**Objective:** Write out all records as given; omit images.

Part of a data file:
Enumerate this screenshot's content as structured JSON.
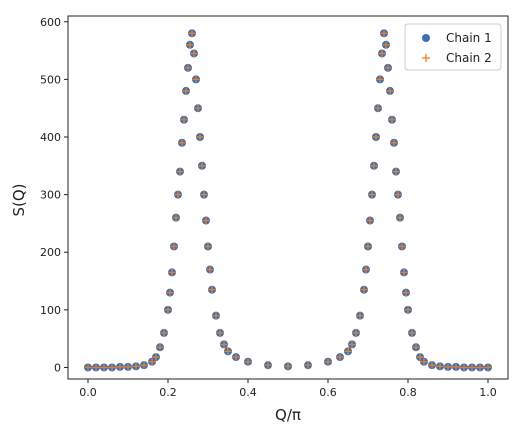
{
  "chart_data": {
    "type": "scatter",
    "xlabel": "Q/π",
    "ylabel": "S(Q)",
    "xlim": [
      -0.05,
      1.05
    ],
    "ylim": [
      -20,
      610
    ],
    "xticks": [
      "0.0",
      "0.2",
      "0.4",
      "0.6",
      "0.8",
      "1.0"
    ],
    "yticks": [
      "0",
      "100",
      "200",
      "300",
      "400",
      "500",
      "600"
    ],
    "grid": false,
    "legend_position": "top-right",
    "series": [
      {
        "name": "Chain 1",
        "marker": "circle",
        "color": "#3b6fb6",
        "x": [
          0.0,
          0.02,
          0.04,
          0.06,
          0.08,
          0.1,
          0.12,
          0.14,
          0.16,
          0.17,
          0.18,
          0.19,
          0.2,
          0.205,
          0.21,
          0.215,
          0.22,
          0.225,
          0.23,
          0.235,
          0.24,
          0.245,
          0.25,
          0.255,
          0.26,
          0.265,
          0.27,
          0.275,
          0.28,
          0.285,
          0.29,
          0.295,
          0.3,
          0.305,
          0.31,
          0.32,
          0.33,
          0.34,
          0.35,
          0.37,
          0.4,
          0.45,
          0.5,
          0.55,
          0.6,
          0.63,
          0.65,
          0.66,
          0.67,
          0.68,
          0.69,
          0.695,
          0.7,
          0.705,
          0.71,
          0.715,
          0.72,
          0.725,
          0.73,
          0.735,
          0.74,
          0.745,
          0.75,
          0.755,
          0.76,
          0.765,
          0.77,
          0.775,
          0.78,
          0.785,
          0.79,
          0.795,
          0.8,
          0.81,
          0.82,
          0.83,
          0.84,
          0.86,
          0.88,
          0.9,
          0.92,
          0.94,
          0.96,
          0.98,
          1.0
        ],
        "y": [
          0,
          0,
          0,
          0,
          1,
          1,
          2,
          4,
          10,
          18,
          35,
          60,
          100,
          130,
          165,
          210,
          260,
          300,
          340,
          390,
          430,
          480,
          520,
          560,
          580,
          545,
          500,
          450,
          400,
          350,
          300,
          255,
          210,
          170,
          135,
          90,
          60,
          40,
          28,
          18,
          10,
          4,
          2,
          4,
          10,
          18,
          28,
          40,
          60,
          90,
          135,
          170,
          210,
          255,
          300,
          350,
          400,
          450,
          500,
          545,
          580,
          560,
          520,
          480,
          430,
          390,
          340,
          300,
          260,
          210,
          165,
          130,
          100,
          60,
          35,
          18,
          10,
          4,
          2,
          1,
          1,
          0,
          0,
          0,
          0
        ]
      },
      {
        "name": "Chain 2",
        "marker": "plus",
        "color": "#f07f1e",
        "x": [
          0.0,
          0.02,
          0.04,
          0.06,
          0.08,
          0.1,
          0.12,
          0.14,
          0.16,
          0.17,
          0.18,
          0.19,
          0.2,
          0.205,
          0.21,
          0.215,
          0.22,
          0.225,
          0.23,
          0.235,
          0.24,
          0.245,
          0.25,
          0.255,
          0.26,
          0.265,
          0.27,
          0.275,
          0.28,
          0.285,
          0.29,
          0.295,
          0.3,
          0.305,
          0.31,
          0.32,
          0.33,
          0.34,
          0.35,
          0.37,
          0.4,
          0.45,
          0.5,
          0.55,
          0.6,
          0.63,
          0.65,
          0.66,
          0.67,
          0.68,
          0.69,
          0.695,
          0.7,
          0.705,
          0.71,
          0.715,
          0.72,
          0.725,
          0.73,
          0.735,
          0.74,
          0.745,
          0.75,
          0.755,
          0.76,
          0.765,
          0.77,
          0.775,
          0.78,
          0.785,
          0.79,
          0.795,
          0.8,
          0.81,
          0.82,
          0.83,
          0.84,
          0.86,
          0.88,
          0.9,
          0.92,
          0.94,
          0.96,
          0.98,
          1.0
        ],
        "y": [
          0,
          0,
          0,
          0,
          1,
          1,
          2,
          4,
          10,
          18,
          35,
          60,
          100,
          130,
          165,
          210,
          260,
          300,
          340,
          390,
          430,
          480,
          520,
          560,
          580,
          545,
          500,
          450,
          400,
          350,
          300,
          255,
          210,
          170,
          135,
          90,
          60,
          40,
          28,
          18,
          10,
          4,
          2,
          4,
          10,
          18,
          28,
          40,
          60,
          90,
          135,
          170,
          210,
          255,
          300,
          350,
          400,
          450,
          500,
          545,
          580,
          560,
          520,
          480,
          430,
          390,
          340,
          300,
          260,
          210,
          165,
          130,
          100,
          60,
          35,
          18,
          10,
          4,
          2,
          1,
          1,
          0,
          0,
          0,
          0
        ]
      }
    ]
  }
}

**Full output:**
Enumerate this screenshot's content as structured JSON.
{
  "chart_data": {
    "type": "scatter",
    "xlabel": "Q/π",
    "ylabel": "S(Q)",
    "xlim": [
      -0.05,
      1.05
    ],
    "ylim": [
      -20,
      610
    ],
    "xticks": [
      "0.0",
      "0.2",
      "0.4",
      "0.6",
      "0.8",
      "1.0"
    ],
    "yticks": [
      "0",
      "100",
      "200",
      "300",
      "400",
      "500",
      "600"
    ],
    "grid": false,
    "legend_position": "top-right",
    "series": [
      {
        "name": "Chain 1",
        "marker": "circle",
        "color": "#3b6fb6",
        "x": [
          0.0,
          0.02,
          0.04,
          0.06,
          0.08,
          0.1,
          0.12,
          0.14,
          0.16,
          0.17,
          0.18,
          0.19,
          0.2,
          0.205,
          0.21,
          0.215,
          0.22,
          0.225,
          0.23,
          0.235,
          0.24,
          0.245,
          0.25,
          0.255,
          0.26,
          0.265,
          0.27,
          0.275,
          0.28,
          0.285,
          0.29,
          0.295,
          0.3,
          0.305,
          0.31,
          0.32,
          0.33,
          0.34,
          0.35,
          0.37,
          0.4,
          0.45,
          0.5,
          0.55,
          0.6,
          0.63,
          0.65,
          0.66,
          0.67,
          0.68,
          0.69,
          0.695,
          0.7,
          0.705,
          0.71,
          0.715,
          0.72,
          0.725,
          0.73,
          0.735,
          0.74,
          0.745,
          0.75,
          0.755,
          0.76,
          0.765,
          0.77,
          0.775,
          0.78,
          0.785,
          0.79,
          0.795,
          0.8,
          0.81,
          0.82,
          0.83,
          0.84,
          0.86,
          0.88,
          0.9,
          0.92,
          0.94,
          0.96,
          0.98,
          1.0
        ],
        "y": [
          0,
          0,
          0,
          0,
          1,
          1,
          2,
          4,
          10,
          18,
          35,
          60,
          100,
          130,
          165,
          210,
          260,
          300,
          340,
          390,
          430,
          480,
          520,
          560,
          580,
          545,
          500,
          450,
          400,
          350,
          300,
          255,
          210,
          170,
          135,
          90,
          60,
          40,
          28,
          18,
          10,
          4,
          2,
          4,
          10,
          18,
          28,
          40,
          60,
          90,
          135,
          170,
          210,
          255,
          300,
          350,
          400,
          450,
          500,
          545,
          580,
          560,
          520,
          480,
          430,
          390,
          340,
          300,
          260,
          210,
          165,
          130,
          100,
          60,
          35,
          18,
          10,
          4,
          2,
          1,
          1,
          0,
          0,
          0,
          0
        ]
      },
      {
        "name": "Chain 2",
        "marker": "plus",
        "color": "#f07f1e",
        "x": [
          0.0,
          0.02,
          0.04,
          0.06,
          0.08,
          0.1,
          0.12,
          0.14,
          0.16,
          0.17,
          0.18,
          0.19,
          0.2,
          0.205,
          0.21,
          0.215,
          0.22,
          0.225,
          0.23,
          0.235,
          0.24,
          0.245,
          0.25,
          0.255,
          0.26,
          0.265,
          0.27,
          0.275,
          0.28,
          0.285,
          0.29,
          0.295,
          0.3,
          0.305,
          0.31,
          0.32,
          0.33,
          0.34,
          0.35,
          0.37,
          0.4,
          0.45,
          0.5,
          0.55,
          0.6,
          0.63,
          0.65,
          0.66,
          0.67,
          0.68,
          0.69,
          0.695,
          0.7,
          0.705,
          0.71,
          0.715,
          0.72,
          0.725,
          0.73,
          0.735,
          0.74,
          0.745,
          0.75,
          0.755,
          0.76,
          0.765,
          0.77,
          0.775,
          0.78,
          0.785,
          0.79,
          0.795,
          0.8,
          0.81,
          0.82,
          0.83,
          0.84,
          0.86,
          0.88,
          0.9,
          0.92,
          0.94,
          0.96,
          0.98,
          1.0
        ],
        "y": [
          0,
          0,
          0,
          0,
          1,
          1,
          2,
          4,
          10,
          18,
          35,
          60,
          100,
          130,
          165,
          210,
          260,
          300,
          340,
          390,
          430,
          480,
          520,
          560,
          580,
          545,
          500,
          450,
          400,
          350,
          300,
          255,
          210,
          170,
          135,
          90,
          60,
          40,
          28,
          18,
          10,
          4,
          2,
          4,
          10,
          18,
          28,
          40,
          60,
          90,
          135,
          170,
          210,
          255,
          300,
          350,
          400,
          450,
          500,
          545,
          580,
          560,
          520,
          480,
          430,
          390,
          340,
          300,
          260,
          210,
          165,
          130,
          100,
          60,
          35,
          18,
          10,
          4,
          2,
          1,
          1,
          0,
          0,
          0,
          0
        ]
      }
    ]
  }
}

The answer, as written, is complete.